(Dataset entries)
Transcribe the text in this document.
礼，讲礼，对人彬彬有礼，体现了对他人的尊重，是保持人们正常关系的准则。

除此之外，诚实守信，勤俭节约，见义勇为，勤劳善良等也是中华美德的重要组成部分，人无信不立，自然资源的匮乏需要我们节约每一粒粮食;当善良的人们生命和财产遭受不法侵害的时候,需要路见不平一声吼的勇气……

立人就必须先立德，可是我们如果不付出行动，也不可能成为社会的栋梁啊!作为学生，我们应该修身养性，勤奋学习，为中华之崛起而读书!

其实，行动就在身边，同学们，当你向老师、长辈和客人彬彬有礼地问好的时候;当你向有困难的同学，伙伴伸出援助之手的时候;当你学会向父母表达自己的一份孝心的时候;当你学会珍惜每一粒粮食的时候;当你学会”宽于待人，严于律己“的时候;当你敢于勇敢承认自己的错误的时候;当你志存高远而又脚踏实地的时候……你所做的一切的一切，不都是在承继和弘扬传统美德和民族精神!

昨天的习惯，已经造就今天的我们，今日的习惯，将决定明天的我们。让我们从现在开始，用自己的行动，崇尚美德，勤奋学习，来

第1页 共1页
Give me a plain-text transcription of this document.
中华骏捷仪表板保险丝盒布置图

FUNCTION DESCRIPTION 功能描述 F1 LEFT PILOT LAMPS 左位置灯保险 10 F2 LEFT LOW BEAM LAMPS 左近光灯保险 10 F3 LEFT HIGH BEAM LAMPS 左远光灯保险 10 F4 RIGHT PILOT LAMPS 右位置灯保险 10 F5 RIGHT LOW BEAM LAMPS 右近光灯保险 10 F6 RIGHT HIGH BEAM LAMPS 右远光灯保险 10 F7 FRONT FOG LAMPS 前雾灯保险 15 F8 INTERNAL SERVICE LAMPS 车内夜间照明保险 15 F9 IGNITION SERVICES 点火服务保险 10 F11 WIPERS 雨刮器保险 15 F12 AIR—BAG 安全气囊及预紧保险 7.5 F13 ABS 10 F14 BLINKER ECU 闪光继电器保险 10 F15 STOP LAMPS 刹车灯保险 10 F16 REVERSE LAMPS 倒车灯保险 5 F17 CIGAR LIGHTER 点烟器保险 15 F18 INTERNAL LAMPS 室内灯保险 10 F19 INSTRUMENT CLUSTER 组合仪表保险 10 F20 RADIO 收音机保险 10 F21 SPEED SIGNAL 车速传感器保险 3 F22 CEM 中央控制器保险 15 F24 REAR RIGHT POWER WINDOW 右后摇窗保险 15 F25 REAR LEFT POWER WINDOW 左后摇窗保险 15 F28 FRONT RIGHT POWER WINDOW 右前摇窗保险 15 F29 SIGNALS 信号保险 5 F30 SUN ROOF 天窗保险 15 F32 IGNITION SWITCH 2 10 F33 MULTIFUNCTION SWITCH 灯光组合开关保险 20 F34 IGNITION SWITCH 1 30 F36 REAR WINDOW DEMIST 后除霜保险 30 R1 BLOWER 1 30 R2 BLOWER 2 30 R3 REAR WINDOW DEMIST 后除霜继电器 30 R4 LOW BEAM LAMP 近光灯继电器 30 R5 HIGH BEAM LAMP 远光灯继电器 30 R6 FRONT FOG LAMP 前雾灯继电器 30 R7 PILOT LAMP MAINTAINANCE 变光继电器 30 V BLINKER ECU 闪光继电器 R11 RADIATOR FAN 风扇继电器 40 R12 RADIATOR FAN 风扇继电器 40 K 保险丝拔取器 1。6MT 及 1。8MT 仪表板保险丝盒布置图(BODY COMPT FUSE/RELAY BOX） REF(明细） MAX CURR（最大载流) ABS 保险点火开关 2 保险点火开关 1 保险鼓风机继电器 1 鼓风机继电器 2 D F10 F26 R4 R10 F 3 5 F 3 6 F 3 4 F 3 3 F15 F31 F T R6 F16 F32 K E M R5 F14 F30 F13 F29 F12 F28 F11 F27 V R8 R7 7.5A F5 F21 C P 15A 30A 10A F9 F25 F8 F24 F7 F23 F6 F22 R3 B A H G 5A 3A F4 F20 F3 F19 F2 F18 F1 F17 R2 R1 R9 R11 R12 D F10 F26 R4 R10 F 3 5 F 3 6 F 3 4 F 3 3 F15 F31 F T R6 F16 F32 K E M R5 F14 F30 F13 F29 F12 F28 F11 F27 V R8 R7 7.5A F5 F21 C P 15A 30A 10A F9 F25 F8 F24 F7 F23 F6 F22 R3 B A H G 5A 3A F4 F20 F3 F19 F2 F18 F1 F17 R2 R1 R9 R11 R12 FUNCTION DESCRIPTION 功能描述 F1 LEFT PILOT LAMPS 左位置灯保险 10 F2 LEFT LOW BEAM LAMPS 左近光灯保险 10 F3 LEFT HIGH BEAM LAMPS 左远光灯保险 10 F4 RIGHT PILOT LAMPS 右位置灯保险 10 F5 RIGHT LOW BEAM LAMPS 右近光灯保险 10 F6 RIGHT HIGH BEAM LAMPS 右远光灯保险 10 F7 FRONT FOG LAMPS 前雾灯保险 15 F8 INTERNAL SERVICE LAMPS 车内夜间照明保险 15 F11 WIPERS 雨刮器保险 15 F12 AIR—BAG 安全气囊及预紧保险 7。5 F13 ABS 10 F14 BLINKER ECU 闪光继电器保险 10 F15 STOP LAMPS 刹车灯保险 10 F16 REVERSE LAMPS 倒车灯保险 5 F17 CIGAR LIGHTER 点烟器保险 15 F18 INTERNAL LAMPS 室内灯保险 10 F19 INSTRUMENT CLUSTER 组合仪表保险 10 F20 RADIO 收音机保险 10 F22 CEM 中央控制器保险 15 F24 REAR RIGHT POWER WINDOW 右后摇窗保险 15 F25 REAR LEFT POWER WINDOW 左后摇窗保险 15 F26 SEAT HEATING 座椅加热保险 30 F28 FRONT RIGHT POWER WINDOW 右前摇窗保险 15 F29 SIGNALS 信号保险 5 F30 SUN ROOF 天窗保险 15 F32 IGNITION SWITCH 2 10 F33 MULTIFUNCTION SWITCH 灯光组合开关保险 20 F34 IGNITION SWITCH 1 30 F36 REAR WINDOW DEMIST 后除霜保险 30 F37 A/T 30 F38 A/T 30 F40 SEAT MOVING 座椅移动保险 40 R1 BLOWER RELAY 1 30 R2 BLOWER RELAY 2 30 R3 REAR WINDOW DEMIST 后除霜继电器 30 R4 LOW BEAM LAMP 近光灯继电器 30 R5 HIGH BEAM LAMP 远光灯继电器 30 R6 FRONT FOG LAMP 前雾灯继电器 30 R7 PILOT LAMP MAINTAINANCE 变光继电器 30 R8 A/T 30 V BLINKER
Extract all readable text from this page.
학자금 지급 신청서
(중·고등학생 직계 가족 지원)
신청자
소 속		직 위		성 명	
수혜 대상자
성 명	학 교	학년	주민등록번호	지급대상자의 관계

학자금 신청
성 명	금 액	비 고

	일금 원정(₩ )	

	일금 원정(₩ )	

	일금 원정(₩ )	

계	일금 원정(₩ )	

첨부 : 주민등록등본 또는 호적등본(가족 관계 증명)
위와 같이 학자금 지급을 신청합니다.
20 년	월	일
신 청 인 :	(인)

WHAT IS NEEDED ::
Exactly reproduce every line of the records.

RESPONSE TO THE TASK ::
Transcribe the text in this document.
礼，讲礼，对人彬彬有礼，体现了对他人的尊重，是保持人们正常关系的准则。

除此之外，诚实守信，勤俭节约，见义勇为，勤劳善良等也是中华美德的重要组成部分，人无信不立，自然资源的匮乏需要我们节约每一粒粮食;当善良的人们生命和财产遭受不法侵害的时候,需要路见不平一声吼的勇气……

立人就必须先立德，可是我们如果不付出行动，也不可能成为社会的栋梁啊!作为学生，我们应该修身养性，勤奋学习，为中华之崛起而读书!

其实，行动就在身边，同学们，当你向老师、长辈和客人彬彬有礼地问好的时候;当你向有困难的同学，伙伴伸出援助之手的时候;当你学会向父母表达自己的一份孝心的时候;当你学会珍惜每一粒粮食的时候;当你学会”宽于待人，严于律己“的时候;当你敢于勇敢承认自己的错误的时候;当你志存高远而又脚踏实地的时候……你所做的一切的一切，不都是在承继和弘扬传统美德和民族精神!

昨天的习惯，已经造就今天的我们，今日的习惯，将决定明天的我们。让我们从现在开始，用自己的行动，崇尚美德，勤奋学习，来

第1页 共1页
Give me a plain-text transcription of this document.
中华骏捷仪表板保险丝盒布置图

FUNCTION DESCRIPTION 功能描述 F1 LEFT PILOT LAMPS 左位置灯保险 10 F2 LEFT LOW BEAM LAMPS 左近光灯保险 10 F3 LEFT HIGH BEAM LAMPS 左远光灯保险 10 F4 RIGHT PILOT LAMPS 右位置灯保险 10 F5 RIGHT LOW BEAM LAMPS 右近光灯保险 10 F6 RIGHT HIGH BEAM LAMPS 右远光灯保险 10 F7 FRONT FOG LAMPS 前雾灯保险 15 F8 INTERNAL SERVICE LAMPS 车内夜间照明保险 15 F9 IGNITION SERVICES 点火服务保险 10 F11 WIPERS 雨刮器保险 15 F12 AIR—BAG 安全气囊及预紧保险 7.5 F13 ABS 10 F14 BLINKER ECU 闪光继电器保险 10 F15 STOP LAMPS 刹车灯保险 10 F16 REVERSE LAMPS 倒车灯保险 5 F17 CIGAR LIGHTER 点烟器保险 15 F18 INTERNAL LAMPS 室内灯保险 10 F19 INSTRUMENT CLUSTER 组合仪表保险 10 F20 RADIO 收音机保险 10 F21 SPEED SIGNAL 车速传感器保险 3 F22 CEM 中央控制器保险 15 F24 REAR RIGHT POWER WINDOW 右后摇窗保险 15 F25 REAR LEFT POWER WINDOW 左后摇窗保险 15 F28 FRONT RIGHT POWER WINDOW 右前摇窗保险 15 F29 SIGNALS 信号保险 5 F30 SUN ROOF 天窗保险 15 F32 IGNITION SWITCH 2 10 F33 MULTIFUNCTION SWITCH 灯光组合开关保险 20 F34 IGNITION SWITCH 1 30 F36 REAR WINDOW DEMIST 后除霜保险 30 R1 BLOWER 1 30 R2 BLOWER 2 30 R3 REAR WINDOW DEMIST 后除霜继电器 30 R4 LOW BEAM LAMP 近光灯继电器 30 R5 HIGH BEAM LAMP 远光灯继电器 30 R6 FRONT FOG LAMP 前雾灯继电器 30 R7 PILOT LAMP MAINTAINANCE 变光继电器 30 V BLINKER ECU 闪光继电器 R11 RADIATOR FAN 风扇继电器 40 R12 RADIATOR FAN 风扇继电器 40 K 保险丝拔取器 1。6MT 及 1。8MT 仪表板保险丝盒布置图(BODY COMPT FUSE/RELAY BOX） REF(明细） MAX CURR（最大载流) ABS 保险点火开关 2 保险点火开关 1 保险鼓风机继电器 1 鼓风机继电器 2 D F10 F26 R4 R10 F 3 5 F 3 6 F 3 4 F 3 3 F15 F31 F T R6 F16 F32 K E M R5 F14 F30 F13 F29 F12 F28 F11 F27 V R8 R7 7.5A F5 F21 C P 15A 30A 10A F9 F25 F8 F24 F7 F23 F6 F22 R3 B A H G 5A 3A F4 F20 F3 F19 F2 F18 F1 F17 R2 R1 R9 R11 R12 D F10 F26 R4 R10 F 3 5 F 3 6 F 3 4 F 3 3 F15 F31 F T R6 F16 F32 K E M R5 F14 F30 F13 F29 F12 F28 F11 F27 V R8 R7 7.5A F5 F21 C P 15A 30A 10A F9 F25 F8 F24 F7 F23 F6 F22 R3 B A H G 5A 3A F4 F20 F3 F19 F2 F18 F1 F17 R2 R1 R9 R11 R12 FUNCTION DESCRIPTION 功能描述 F1 LEFT PILOT LAMPS 左位置灯保险 10 F2 LEFT LOW BEAM LAMPS 左近光灯保险 10 F3 LEFT HIGH BEAM LAMPS 左远光灯保险 10 F4 RIGHT PILOT LAMPS 右位置灯保险 10 F5 RIGHT LOW BEAM LAMPS 右近光灯保险 10 F6 RIGHT HIGH BEAM LAMPS 右远光灯保险 10 F7 FRONT FOG LAMPS 前雾灯保险 15 F8 INTERNAL SERVICE LAMPS 车内夜间照明保险 15 F11 WIPERS 雨刮器保险 15 F12 AIR—BAG 安全气囊及预紧保险 7。5 F13 ABS 10 F14 BLINKER ECU 闪光继电器保险 10 F15 STOP LAMPS 刹车灯保险 10 F16 REVERSE LAMPS 倒车灯保险 5 F17 CIGAR LIGHTER 点烟器保险 15 F18 INTERNAL LAMPS 室内灯保险 10 F19 INSTRUMENT CLUSTER 组合仪表保险 10 F20 RADIO 收音机保险 10 F22 CEM 中央控制器保险 15 F24 REAR RIGHT POWER WINDOW 右后摇窗保险 15 F25 REAR LEFT POWER WINDOW 左后摇窗保险 15 F26 SEAT HEATING 座椅加热保险 30 F28 FRONT RIGHT POWER WINDOW 右前摇窗保险 15 F29 SIGNALS 信号保险 5 F30 SUN ROOF 天窗保险 15 F32 IGNITION SWITCH 2 10 F33 MULTIFUNCTION SWITCH 灯光组合开关保险 20 F34 IGNITION SWITCH 1 30 F36 REAR WINDOW DEMIST 后除霜保险 30 F37 A/T 30 F38 A/T 30 F40 SEAT MOVING 座椅移动保险 40 R1 BLOWER RELAY 1 30 R2 BLOWER RELAY 2 30 R3 REAR WINDOW DEMIST 后除霜继电器 30 R4 LOW BEAM LAMP 近光灯继电器 30 R5 HIGH BEAM LAMP 远光灯继电器 30 R6 FRONT FOG LAMP 前雾灯继电器 30 R7 PILOT LAMP MAINTAINANCE 变光继电器 30 R8 A/T 30 V BLINKER
Extract all readable text from this page.
학자금 지급 신청서
(중·고등학생 직계 가족 지원)
신청자
소 속		직 위		성 명	
수혜 대상자
성 명	학 교	학년	주민등록번호	지급대상자의 관계

학자금 신청
성 명	금 액	비 고

	일금 원정(₩ )	

	일금 원정(₩ )	

	일금 원정(₩ )	

계	일금 원정(₩ )	

첨부 : 주민등록등본 또는 호적등본(가족 관계 증명)
위와 같이 학자금 지급을 신청합니다.
20 년	월	일
신 청 인 :	(인)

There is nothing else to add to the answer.